** What this task involves **
Pick out all lines with the word "プログラム全体" from the records that follow.

** Dataset records **
__________________________________________________

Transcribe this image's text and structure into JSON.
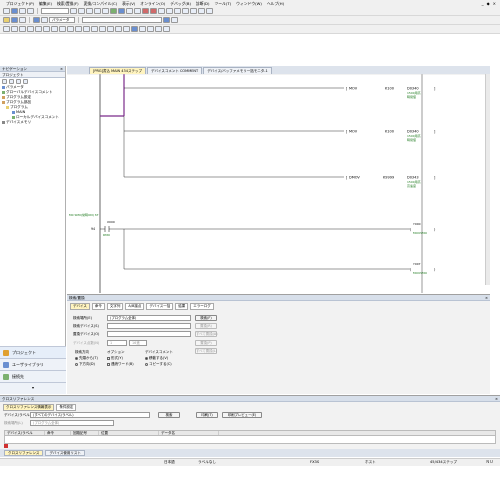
{
  "menu": [
    "プロジェクト(P)",
    "編集(E)",
    "検索/置換(F)",
    "変換/コンパイル(C)",
    "表示(V)",
    "オンライン(O)",
    "デバッグ(B)",
    "診断(D)",
    "ツール(T)",
    "ウィンドウ(W)",
    "ヘルプ(H)"
  ],
  "window_controls": [
    "_",
    "◆",
    "×"
  ],
  "toolbar": {
    "param_label": "パラメータ",
    "dropdown_empty": ""
  },
  "navigation": {
    "title": "ナビゲーション",
    "close": "×",
    "section": "プロジェクト",
    "tree": [
      {
        "label": "パラメータ",
        "level": 1
      },
      {
        "label": "グローバルデバイスコメント",
        "level": 1
      },
      {
        "label": "プログラム設定",
        "level": 1
      },
      {
        "label": "プログラム部品",
        "level": 1
      },
      {
        "label": "プログラム",
        "level": 2
      },
      {
        "label": "MAIN",
        "level": 3
      },
      {
        "label": "ローカルデバイスコメント",
        "level": 3
      },
      {
        "label": "デバイスメモリ",
        "level": 1
      }
    ],
    "buttons": [
      "プロジェクト",
      "ユーザライブラリ",
      "接続先"
    ]
  },
  "editor": {
    "tabs": [
      {
        "label": "[PRG]書込 MAIN 434ステップ",
        "active": true
      },
      {
        "label": "デバイスコメント COMMENT",
        "active": false
      },
      {
        "label": "デバイス/バッファメモリ一括モニタ-1",
        "active": false
      }
    ],
    "rungs": [
      {
        "instr": "MOV",
        "src": "K100",
        "dst": "D0340",
        "comment1": "1500用高",
        "comment2": "時間値"
      },
      {
        "instr": "MOV",
        "src": "K100",
        "dst": "D0340",
        "comment1": "1500用高",
        "comment2": "時間値"
      },
      {
        "instr": "DMOV",
        "src": "K9999",
        "dst": "D0343",
        "comment1": "1500用高",
        "comment2": "高速度"
      }
    ],
    "step_label": "M0 SM0(常時ON) ST",
    "contact_addr": "X000",
    "contact_comment": "RMO",
    "step_no": "94",
    "coil1": "Y000",
    "coil1_comment": "MOUSMO",
    "coil2": "Y007",
    "coil2_comment": "MOUSMO"
  },
  "search": {
    "title": "検索/置換",
    "close": "×",
    "tabs": [
      "デバイス",
      "命令",
      "文字列",
      "A/B接点",
      "デバイス一括",
      "結果",
      "エラーログ"
    ],
    "target_label": "検索場所(E)",
    "target_value": "(プログラム全体)",
    "find_device_label": "検索デバイス(S)",
    "replace_device_label": "置換デバイス(O)",
    "count_label": "デバイス点数(N)",
    "count_value": "1",
    "count_unit": "16進",
    "direction_label": "検索方向",
    "direction_options": [
      "先頭から(T)",
      "下方向(D)"
    ],
    "options_label": "オプション",
    "option_items": [
      "形式(Y)",
      "連続ワード(B)"
    ],
    "comment_label": "デバイスコメント",
    "comment_items": [
      "移動する(V)",
      "コピーする(C)"
    ],
    "buttons": {
      "find_next": "検索(F)",
      "replace": "置換(R)",
      "replace_all": "すべて置換(A)",
      "replace_btn2": "置換(P)",
      "replace_all2": "すべて置換(L)"
    }
  },
  "xref": {
    "title": "クロスリファレンス",
    "close": "×",
    "subtabs": [
      "クロスリファレンス情報表示",
      "条件設定"
    ],
    "device_label": "デバイス/ラベル(D)",
    "device_value": "(すべてのデバイス/ラベル)",
    "find_button": "検索",
    "print_button": "印刷(T)",
    "preview_button": "印刷プレビュー(E)",
    "place_label": "検索場所(L)",
    "place_value": "(プログラム全体)",
    "columns": [
      "デバイス/ラベル",
      "命令",
      "回路記号",
      "位置",
      "データ名"
    ]
  },
  "bottom_tabs": [
    "クロスリファレンス",
    "デバイス使用リスト"
  ],
  "status": {
    "lang": "日本語",
    "mode": "ラベルなし",
    "cpu": "FX3S",
    "host": "ホスト",
    "step": "45/434ステップ",
    "ovr": "ＮＵ"
  }
}
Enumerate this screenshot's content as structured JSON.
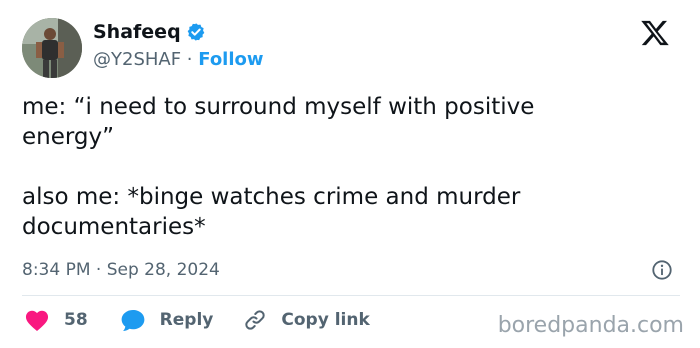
{
  "author": {
    "display_name": "Shafeeq",
    "handle": "@Y2SHAF",
    "separator": " · ",
    "follow_label": "Follow"
  },
  "tweet": {
    "text": "me: “i need to surround myself with positive\nenergy”\n\nalso me: *binge watches crime and murder\ndocumentaries*"
  },
  "meta": {
    "time": "8:34 PM",
    "separator": " · ",
    "date": "Sep 28, 2024"
  },
  "actions": {
    "like_count": "58",
    "reply_label": "Reply",
    "copy_link_label": "Copy link"
  },
  "watermark": "boredpanda.com",
  "colors": {
    "accent": "#1d9bf0",
    "like": "#f91880",
    "secondary_text": "#536471"
  },
  "icons": [
    "verified-badge-icon",
    "x-logo-icon",
    "info-icon",
    "heart-icon",
    "reply-bubble-icon",
    "link-icon"
  ]
}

__________________________________________________

** Correct response **
    "target_value": "(プログラム全体)",
    "place_value": "(プログラム全体)",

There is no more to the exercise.